### Data to use
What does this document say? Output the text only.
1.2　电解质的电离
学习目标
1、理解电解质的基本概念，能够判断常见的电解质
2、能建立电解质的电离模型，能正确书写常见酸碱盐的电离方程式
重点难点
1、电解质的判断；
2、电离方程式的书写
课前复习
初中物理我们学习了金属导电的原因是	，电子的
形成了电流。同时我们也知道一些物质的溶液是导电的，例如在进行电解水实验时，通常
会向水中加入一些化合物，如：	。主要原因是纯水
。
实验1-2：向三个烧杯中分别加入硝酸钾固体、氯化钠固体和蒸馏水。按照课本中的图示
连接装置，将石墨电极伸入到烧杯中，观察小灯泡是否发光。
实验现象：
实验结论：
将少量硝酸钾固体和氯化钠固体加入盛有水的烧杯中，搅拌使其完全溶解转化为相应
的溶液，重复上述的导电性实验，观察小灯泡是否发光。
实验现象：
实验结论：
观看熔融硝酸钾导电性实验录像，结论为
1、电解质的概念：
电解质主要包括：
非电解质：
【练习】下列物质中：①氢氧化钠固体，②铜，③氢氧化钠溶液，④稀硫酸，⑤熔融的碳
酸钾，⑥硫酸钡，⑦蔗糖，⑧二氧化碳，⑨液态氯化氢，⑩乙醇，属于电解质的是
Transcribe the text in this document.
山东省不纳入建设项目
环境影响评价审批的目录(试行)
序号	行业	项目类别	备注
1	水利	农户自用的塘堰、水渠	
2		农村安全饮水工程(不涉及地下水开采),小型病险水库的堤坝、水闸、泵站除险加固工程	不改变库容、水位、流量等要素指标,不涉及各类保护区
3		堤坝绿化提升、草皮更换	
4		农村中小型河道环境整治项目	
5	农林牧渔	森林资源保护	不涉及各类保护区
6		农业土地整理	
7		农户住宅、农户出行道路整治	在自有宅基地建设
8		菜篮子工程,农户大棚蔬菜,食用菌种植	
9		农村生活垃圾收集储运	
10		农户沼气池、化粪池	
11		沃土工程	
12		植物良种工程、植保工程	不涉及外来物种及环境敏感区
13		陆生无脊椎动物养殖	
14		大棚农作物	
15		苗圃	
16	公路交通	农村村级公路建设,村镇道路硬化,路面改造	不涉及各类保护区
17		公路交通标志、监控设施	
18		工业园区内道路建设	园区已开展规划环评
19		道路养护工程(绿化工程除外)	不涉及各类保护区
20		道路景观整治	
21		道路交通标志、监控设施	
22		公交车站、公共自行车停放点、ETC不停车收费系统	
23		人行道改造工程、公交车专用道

### The request
List every line in the records above that contains the word "this".

### Answer to the task
What does this document say? Output the text only.
Transcribe the text in this document.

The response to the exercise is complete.